## Given request
Copy out each line of the data holding "ceux".

## Records

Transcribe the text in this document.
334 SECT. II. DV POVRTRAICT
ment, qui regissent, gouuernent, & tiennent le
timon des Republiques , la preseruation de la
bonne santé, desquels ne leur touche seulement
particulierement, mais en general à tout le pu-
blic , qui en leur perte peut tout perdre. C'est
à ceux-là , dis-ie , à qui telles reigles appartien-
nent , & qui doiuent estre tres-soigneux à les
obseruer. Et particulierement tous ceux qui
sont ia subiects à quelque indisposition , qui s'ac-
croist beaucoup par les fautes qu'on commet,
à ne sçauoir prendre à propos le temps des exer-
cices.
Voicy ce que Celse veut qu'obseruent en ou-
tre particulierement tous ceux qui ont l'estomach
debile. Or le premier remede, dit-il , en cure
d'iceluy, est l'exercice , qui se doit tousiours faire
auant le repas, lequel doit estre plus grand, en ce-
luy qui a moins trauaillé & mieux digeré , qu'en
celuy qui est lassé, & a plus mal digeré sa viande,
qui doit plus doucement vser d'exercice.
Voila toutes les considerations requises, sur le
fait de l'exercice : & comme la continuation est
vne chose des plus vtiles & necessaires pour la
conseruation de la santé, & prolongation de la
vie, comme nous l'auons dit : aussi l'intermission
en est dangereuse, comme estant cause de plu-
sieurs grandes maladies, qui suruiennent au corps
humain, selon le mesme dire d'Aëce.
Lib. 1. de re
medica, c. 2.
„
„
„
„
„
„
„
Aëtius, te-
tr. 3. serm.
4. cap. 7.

## Task solution
à ceux-là , dis-ie , à qui telles reigles appartien-
obseruer. Et particulierement tous ceux qui
tre particulierement tous ceux qui ont l'estomach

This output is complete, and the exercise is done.